(EXCERPTED RECORDS)
==*==
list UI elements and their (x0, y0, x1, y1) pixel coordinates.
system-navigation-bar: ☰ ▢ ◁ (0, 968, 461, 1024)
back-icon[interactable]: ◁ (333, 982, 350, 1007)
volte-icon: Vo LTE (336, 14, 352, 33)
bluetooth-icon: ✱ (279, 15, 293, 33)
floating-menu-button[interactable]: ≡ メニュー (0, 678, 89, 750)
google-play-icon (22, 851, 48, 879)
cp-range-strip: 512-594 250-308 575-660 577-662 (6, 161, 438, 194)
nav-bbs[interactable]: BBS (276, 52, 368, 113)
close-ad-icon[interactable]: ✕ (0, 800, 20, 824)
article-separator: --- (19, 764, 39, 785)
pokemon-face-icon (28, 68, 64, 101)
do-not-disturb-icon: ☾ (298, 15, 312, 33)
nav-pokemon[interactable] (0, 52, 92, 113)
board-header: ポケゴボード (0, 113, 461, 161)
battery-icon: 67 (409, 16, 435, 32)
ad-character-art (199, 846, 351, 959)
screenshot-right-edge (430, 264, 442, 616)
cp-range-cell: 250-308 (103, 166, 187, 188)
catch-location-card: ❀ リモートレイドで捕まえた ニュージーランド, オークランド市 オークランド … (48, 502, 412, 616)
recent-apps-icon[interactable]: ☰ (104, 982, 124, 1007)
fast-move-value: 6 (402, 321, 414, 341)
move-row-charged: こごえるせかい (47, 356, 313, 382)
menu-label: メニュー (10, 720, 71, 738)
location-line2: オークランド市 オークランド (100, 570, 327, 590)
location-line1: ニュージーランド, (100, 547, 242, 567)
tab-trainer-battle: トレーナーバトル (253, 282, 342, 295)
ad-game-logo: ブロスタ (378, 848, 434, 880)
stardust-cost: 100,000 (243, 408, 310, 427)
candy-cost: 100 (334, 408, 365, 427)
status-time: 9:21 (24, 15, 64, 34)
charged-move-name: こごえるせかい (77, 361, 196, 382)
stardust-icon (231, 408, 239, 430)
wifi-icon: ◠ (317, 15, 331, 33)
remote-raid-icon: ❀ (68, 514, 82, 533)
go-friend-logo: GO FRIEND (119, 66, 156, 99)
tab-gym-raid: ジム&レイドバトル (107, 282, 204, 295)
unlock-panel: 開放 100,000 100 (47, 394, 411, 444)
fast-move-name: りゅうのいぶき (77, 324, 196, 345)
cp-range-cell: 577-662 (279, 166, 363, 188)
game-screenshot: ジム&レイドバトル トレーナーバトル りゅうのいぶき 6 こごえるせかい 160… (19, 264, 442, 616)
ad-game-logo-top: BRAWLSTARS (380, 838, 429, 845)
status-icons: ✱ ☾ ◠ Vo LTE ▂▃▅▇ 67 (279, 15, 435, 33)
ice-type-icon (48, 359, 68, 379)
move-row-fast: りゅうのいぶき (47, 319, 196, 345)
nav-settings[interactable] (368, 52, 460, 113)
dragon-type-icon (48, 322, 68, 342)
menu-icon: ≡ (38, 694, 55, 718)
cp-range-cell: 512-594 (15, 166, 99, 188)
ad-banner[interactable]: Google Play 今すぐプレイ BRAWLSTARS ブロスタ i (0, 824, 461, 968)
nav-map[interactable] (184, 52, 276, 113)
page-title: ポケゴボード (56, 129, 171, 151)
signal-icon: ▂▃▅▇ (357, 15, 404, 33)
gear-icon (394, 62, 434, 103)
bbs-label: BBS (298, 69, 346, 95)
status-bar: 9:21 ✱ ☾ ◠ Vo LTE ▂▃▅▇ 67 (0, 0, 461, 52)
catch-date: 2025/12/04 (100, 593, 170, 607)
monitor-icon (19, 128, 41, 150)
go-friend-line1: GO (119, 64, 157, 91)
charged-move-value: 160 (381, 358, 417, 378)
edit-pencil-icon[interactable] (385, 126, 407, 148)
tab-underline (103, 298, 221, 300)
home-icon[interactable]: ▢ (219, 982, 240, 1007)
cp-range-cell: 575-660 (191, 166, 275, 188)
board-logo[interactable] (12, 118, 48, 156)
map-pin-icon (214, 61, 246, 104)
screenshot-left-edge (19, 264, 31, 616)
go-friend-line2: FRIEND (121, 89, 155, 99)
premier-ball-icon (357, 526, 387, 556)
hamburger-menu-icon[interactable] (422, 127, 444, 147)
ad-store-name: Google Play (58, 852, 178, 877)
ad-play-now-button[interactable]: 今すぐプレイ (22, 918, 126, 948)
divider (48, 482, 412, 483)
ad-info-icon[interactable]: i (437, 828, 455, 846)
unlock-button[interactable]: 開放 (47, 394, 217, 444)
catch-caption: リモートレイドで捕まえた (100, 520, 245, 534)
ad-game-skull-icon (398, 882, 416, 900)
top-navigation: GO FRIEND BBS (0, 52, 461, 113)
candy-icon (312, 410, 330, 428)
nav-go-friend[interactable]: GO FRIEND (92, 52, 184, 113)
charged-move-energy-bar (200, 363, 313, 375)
==*==
Pull out the lines from the first one through the line containing "bluetooth-icon: ✱ (279, 15, 293, 33)", both included, and copy them over unchanged.

(TASK SOLUTION)
list UI elements and their (x0, y0, x1, y1) pixel coordinates.
system-navigation-bar: ☰ ▢ ◁ (0, 968, 461, 1024)
back-icon[interactable]: ◁ (333, 982, 350, 1007)
volte-icon: Vo LTE (336, 14, 352, 33)
bluetooth-icon: ✱ (279, 15, 293, 33)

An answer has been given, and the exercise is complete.